• _REQUEST_
Look through the lines below and extract each one that contains "ylabel".

• _DATA TO USE_
====

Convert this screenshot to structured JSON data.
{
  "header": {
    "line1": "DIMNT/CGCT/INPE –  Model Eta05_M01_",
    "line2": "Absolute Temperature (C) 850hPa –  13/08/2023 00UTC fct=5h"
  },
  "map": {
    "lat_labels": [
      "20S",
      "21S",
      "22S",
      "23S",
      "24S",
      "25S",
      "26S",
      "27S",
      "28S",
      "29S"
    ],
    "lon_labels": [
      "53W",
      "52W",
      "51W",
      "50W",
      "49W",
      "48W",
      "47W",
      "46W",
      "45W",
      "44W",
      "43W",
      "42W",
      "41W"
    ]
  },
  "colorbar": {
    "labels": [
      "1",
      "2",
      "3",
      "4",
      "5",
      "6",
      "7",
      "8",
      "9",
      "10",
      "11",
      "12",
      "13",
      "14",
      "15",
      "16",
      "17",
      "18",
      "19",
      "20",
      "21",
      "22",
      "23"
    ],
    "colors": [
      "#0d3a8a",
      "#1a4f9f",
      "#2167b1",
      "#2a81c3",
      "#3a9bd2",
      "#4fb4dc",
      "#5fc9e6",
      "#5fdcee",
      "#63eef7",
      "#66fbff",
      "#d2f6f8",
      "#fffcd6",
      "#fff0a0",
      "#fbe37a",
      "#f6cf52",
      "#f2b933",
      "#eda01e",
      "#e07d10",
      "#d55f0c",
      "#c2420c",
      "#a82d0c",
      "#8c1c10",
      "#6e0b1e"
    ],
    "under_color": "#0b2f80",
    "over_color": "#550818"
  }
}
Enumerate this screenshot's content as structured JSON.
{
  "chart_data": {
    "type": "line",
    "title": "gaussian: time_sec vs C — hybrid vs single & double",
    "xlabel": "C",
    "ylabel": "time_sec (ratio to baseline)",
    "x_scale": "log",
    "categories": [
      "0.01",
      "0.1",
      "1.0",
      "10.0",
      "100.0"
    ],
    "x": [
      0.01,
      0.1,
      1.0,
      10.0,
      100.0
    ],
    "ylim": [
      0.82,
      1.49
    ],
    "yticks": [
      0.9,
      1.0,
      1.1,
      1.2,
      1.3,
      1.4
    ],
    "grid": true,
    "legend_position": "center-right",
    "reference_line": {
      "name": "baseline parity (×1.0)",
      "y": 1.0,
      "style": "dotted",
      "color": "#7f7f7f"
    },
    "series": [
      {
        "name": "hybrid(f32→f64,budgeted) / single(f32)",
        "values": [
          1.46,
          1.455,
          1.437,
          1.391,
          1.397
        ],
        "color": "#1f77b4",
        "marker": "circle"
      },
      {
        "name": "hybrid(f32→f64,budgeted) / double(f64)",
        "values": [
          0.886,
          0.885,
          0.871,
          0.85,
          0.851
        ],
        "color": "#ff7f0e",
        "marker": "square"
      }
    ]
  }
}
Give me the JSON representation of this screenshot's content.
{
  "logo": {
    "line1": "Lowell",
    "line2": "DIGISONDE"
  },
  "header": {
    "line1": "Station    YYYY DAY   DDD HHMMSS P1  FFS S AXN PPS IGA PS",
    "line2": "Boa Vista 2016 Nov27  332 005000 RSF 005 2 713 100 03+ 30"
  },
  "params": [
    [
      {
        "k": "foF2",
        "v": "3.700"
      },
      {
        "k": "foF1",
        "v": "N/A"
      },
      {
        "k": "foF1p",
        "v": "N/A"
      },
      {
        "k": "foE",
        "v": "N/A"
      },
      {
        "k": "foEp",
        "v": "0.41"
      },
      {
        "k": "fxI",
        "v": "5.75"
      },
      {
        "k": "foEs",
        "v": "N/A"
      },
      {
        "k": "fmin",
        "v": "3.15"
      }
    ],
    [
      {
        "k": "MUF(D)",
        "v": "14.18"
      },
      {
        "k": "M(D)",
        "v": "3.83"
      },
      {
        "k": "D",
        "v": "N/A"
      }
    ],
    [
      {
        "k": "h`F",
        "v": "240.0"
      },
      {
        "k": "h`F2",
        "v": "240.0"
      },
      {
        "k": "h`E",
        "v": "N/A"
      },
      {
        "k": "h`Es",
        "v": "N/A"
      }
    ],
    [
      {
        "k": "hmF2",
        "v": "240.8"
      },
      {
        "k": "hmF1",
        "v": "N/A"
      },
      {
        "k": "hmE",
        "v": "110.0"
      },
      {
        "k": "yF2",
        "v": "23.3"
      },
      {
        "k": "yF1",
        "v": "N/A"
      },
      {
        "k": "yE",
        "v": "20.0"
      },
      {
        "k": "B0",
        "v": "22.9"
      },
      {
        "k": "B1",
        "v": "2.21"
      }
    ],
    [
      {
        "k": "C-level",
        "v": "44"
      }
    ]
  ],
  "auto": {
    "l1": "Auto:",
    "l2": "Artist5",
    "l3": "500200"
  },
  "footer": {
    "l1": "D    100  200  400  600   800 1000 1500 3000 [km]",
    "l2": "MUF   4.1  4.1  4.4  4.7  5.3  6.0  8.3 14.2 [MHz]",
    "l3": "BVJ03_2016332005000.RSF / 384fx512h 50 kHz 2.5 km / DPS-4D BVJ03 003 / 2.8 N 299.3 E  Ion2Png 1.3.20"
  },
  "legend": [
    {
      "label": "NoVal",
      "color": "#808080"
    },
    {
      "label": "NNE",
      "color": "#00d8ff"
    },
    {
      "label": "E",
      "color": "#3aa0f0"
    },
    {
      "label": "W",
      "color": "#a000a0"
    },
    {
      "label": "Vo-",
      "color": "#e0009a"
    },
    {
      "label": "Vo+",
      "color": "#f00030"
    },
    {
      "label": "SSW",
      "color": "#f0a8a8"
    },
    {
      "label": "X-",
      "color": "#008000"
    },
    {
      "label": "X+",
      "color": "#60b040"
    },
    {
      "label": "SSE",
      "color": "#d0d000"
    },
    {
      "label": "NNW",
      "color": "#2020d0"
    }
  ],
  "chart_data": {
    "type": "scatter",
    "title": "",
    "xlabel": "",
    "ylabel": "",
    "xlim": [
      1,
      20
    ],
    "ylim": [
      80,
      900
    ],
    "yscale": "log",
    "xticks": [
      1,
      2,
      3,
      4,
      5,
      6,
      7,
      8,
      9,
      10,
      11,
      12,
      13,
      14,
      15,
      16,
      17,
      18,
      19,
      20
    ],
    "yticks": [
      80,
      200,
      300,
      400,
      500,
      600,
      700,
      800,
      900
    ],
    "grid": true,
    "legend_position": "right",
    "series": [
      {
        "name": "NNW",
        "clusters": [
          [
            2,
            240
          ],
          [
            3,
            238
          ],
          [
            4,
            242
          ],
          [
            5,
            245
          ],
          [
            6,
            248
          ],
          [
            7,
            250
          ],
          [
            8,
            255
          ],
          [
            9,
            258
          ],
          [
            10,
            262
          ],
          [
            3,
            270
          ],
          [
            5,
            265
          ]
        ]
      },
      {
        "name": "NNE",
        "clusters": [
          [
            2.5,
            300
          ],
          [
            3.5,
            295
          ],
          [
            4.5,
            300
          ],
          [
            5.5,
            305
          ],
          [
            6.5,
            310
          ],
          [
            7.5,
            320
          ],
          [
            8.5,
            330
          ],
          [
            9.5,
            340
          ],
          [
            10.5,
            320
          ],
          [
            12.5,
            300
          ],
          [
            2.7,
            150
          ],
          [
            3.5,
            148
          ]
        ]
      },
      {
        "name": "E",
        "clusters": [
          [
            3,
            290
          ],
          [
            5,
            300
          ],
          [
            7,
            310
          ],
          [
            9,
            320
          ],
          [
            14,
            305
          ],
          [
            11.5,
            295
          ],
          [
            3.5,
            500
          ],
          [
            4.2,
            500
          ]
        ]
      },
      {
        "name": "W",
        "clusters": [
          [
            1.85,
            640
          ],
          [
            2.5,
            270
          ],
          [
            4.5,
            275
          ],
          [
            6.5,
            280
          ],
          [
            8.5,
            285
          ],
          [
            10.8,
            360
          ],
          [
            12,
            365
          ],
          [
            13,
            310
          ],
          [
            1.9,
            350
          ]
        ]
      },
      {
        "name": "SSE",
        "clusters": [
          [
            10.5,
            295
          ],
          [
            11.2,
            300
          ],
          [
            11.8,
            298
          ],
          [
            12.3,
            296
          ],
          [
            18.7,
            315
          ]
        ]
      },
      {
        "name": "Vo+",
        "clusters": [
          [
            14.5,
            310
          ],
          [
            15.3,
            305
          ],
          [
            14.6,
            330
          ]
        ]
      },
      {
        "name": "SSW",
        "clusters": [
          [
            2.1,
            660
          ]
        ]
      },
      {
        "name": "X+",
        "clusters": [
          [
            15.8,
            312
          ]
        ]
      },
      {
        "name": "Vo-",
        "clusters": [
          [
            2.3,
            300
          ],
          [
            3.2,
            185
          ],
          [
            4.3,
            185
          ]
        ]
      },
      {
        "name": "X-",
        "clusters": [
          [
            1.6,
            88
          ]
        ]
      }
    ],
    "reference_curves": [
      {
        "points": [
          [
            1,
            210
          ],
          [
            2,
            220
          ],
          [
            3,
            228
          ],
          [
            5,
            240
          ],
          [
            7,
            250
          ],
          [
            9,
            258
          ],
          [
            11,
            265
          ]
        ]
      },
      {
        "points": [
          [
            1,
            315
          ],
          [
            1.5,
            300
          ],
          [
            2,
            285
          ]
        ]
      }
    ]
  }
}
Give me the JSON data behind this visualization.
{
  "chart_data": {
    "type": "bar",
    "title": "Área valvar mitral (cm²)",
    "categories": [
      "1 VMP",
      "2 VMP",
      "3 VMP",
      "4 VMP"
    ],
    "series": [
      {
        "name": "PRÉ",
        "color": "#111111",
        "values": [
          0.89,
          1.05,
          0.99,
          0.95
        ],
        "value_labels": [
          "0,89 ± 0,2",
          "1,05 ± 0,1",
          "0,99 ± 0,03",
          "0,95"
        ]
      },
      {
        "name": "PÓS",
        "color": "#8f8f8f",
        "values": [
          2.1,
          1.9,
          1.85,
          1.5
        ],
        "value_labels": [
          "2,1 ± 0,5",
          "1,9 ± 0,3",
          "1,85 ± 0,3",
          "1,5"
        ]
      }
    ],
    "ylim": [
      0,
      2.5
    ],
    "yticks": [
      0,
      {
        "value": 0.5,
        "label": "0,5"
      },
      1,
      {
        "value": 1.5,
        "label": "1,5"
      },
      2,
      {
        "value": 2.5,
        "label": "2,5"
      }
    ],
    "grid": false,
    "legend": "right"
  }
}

====

• _SOLUTION FOR THIS EXERCISE_
    "ylabel": "time_sec (ratio to baseline)",
    "ylabel": "",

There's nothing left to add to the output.